Figure record extracts >>
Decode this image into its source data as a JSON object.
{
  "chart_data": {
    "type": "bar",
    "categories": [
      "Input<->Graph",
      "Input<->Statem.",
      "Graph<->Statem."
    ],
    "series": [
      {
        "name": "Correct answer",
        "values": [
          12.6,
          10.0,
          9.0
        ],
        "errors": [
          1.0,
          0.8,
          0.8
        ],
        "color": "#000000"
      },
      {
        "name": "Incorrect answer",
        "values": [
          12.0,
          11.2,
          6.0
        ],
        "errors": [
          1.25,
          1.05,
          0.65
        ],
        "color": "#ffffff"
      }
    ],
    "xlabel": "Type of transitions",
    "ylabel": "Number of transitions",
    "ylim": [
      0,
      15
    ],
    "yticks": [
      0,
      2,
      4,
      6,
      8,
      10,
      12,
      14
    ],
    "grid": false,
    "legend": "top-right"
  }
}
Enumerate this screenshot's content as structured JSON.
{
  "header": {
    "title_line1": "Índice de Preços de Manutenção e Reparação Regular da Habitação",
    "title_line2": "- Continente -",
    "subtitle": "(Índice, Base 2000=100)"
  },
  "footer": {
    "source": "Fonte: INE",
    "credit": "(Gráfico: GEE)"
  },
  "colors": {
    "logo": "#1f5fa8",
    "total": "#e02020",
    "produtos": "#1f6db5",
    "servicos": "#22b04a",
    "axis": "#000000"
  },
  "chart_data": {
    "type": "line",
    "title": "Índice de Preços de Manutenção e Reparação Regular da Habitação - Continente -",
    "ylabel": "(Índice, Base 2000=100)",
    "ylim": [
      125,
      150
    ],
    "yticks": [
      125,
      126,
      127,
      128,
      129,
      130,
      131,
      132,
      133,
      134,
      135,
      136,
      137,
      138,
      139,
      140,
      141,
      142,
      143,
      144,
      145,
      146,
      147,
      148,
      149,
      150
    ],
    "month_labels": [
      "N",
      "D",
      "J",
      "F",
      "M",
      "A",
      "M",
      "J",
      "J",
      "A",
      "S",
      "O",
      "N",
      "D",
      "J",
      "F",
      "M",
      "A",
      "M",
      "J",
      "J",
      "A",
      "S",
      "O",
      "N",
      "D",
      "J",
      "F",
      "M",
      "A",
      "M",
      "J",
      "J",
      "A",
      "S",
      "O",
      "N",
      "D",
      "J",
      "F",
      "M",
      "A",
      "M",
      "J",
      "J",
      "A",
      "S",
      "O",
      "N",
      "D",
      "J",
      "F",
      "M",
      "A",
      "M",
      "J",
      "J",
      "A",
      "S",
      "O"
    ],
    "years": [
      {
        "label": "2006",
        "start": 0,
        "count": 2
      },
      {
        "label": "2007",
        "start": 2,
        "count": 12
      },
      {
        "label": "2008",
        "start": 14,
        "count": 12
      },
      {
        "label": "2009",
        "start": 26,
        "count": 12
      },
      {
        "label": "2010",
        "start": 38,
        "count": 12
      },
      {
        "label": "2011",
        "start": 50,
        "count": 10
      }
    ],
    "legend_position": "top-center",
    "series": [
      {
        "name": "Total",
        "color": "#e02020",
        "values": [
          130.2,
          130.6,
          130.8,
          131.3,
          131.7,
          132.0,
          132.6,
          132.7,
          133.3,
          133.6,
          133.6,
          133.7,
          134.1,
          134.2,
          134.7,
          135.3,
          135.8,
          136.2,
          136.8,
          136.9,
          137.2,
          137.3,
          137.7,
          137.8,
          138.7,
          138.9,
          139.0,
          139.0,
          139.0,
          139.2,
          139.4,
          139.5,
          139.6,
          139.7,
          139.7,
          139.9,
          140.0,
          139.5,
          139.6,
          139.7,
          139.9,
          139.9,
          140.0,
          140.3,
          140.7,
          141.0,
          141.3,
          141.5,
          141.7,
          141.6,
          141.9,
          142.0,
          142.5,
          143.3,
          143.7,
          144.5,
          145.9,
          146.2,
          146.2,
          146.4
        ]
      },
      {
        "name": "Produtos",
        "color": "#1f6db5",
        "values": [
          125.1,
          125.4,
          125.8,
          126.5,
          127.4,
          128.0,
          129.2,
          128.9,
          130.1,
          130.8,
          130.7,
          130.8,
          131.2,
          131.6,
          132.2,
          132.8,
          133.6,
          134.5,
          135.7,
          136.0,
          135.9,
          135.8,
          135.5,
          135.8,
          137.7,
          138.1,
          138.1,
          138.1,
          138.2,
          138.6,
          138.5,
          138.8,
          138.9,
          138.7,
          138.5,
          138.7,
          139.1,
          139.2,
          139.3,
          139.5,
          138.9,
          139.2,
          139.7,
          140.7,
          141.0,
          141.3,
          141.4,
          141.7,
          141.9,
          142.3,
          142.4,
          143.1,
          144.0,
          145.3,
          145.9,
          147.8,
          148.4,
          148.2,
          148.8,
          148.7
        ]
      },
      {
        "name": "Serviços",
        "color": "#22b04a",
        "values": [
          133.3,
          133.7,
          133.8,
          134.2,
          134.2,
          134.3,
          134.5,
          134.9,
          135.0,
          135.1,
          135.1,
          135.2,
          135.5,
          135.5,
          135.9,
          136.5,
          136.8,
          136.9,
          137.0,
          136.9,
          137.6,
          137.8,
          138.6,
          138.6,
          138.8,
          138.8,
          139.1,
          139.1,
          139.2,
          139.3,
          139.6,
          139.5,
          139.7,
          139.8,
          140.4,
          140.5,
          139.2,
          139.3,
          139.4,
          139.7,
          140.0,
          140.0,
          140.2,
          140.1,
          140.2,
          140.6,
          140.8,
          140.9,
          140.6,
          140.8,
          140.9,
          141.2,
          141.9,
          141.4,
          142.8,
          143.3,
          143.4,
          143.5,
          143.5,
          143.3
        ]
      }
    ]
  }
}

---

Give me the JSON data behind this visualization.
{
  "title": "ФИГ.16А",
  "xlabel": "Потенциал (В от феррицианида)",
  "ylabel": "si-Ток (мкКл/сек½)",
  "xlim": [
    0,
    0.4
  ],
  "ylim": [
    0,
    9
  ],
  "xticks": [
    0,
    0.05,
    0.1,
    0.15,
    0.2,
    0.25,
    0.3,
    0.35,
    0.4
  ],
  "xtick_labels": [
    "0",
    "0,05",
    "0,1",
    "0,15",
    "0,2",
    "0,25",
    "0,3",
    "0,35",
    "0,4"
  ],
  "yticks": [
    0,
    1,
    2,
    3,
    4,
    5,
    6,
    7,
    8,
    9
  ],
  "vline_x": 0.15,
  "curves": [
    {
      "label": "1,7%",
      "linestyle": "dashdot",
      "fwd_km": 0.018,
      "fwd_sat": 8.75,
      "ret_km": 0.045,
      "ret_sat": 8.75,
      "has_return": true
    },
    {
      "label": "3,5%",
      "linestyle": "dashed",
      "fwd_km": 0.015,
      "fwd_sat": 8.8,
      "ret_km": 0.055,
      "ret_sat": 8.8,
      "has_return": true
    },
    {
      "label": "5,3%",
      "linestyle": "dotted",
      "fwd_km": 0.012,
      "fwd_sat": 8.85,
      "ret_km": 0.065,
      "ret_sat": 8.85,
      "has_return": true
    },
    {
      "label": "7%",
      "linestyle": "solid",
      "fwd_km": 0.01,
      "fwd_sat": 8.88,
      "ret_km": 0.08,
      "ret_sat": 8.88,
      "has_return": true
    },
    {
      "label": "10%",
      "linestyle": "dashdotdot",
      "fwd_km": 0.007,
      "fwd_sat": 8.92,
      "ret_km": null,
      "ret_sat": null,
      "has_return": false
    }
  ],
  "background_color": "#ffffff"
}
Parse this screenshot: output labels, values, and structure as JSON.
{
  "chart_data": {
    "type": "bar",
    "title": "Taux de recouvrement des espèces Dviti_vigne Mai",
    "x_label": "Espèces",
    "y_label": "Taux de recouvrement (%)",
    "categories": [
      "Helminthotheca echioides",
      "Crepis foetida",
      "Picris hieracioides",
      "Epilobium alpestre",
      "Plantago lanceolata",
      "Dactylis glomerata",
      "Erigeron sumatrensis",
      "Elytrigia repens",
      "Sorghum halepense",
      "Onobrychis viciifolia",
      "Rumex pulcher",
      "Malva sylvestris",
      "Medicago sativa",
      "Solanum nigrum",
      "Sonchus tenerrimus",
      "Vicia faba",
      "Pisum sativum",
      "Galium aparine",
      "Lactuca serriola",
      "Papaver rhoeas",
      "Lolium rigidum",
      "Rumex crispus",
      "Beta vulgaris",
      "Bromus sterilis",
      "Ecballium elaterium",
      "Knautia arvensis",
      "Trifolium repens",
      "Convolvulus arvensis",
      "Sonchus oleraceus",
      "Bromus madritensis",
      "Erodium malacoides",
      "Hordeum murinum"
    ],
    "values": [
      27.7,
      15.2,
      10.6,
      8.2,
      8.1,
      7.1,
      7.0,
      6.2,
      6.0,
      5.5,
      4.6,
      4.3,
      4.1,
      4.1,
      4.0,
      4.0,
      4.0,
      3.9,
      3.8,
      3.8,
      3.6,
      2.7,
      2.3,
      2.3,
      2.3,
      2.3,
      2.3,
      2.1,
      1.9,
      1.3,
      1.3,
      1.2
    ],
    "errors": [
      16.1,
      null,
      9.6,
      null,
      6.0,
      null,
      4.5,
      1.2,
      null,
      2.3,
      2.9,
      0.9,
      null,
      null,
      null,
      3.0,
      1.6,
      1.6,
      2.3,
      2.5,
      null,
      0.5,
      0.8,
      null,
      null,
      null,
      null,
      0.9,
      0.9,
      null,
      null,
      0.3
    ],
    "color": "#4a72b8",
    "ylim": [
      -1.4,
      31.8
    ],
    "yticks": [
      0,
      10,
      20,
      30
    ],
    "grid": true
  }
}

==

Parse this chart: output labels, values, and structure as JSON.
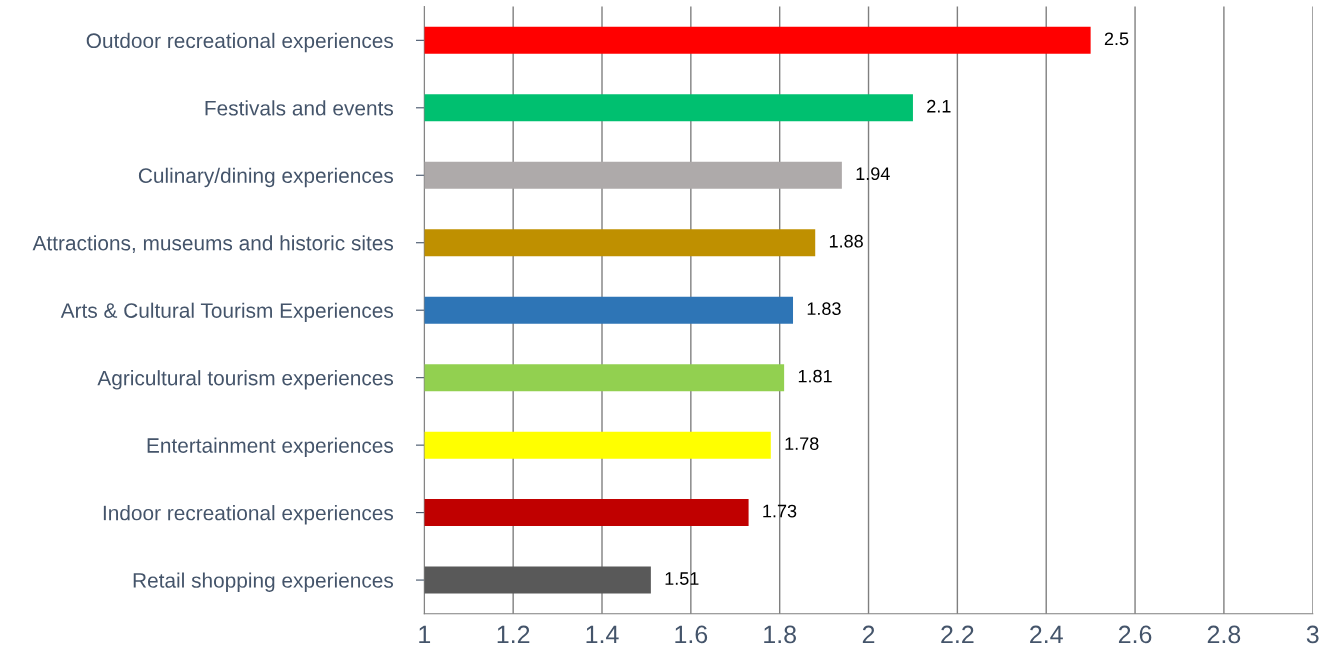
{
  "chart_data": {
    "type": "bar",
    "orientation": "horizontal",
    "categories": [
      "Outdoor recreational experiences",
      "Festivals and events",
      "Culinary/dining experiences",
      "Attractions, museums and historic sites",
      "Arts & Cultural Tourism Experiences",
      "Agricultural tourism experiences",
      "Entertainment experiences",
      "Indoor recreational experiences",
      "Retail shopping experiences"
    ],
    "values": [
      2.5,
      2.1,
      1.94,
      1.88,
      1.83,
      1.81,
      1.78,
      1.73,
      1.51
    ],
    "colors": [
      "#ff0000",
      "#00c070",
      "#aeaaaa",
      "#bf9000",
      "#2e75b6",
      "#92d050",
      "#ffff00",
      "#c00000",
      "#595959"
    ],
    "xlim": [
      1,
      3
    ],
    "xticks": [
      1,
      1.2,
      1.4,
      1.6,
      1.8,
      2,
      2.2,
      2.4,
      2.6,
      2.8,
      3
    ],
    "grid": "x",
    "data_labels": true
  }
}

Written problem >> Every line in the data that holds "Habitação" should be copied out.

Exercise response >>
    "title_line1": "Índice de Preços de Manutenção e Reparação Regular da Habitação",
    "title": "Índice de Preços de Manutenção e Reparação Regular da Habitação - Continente -",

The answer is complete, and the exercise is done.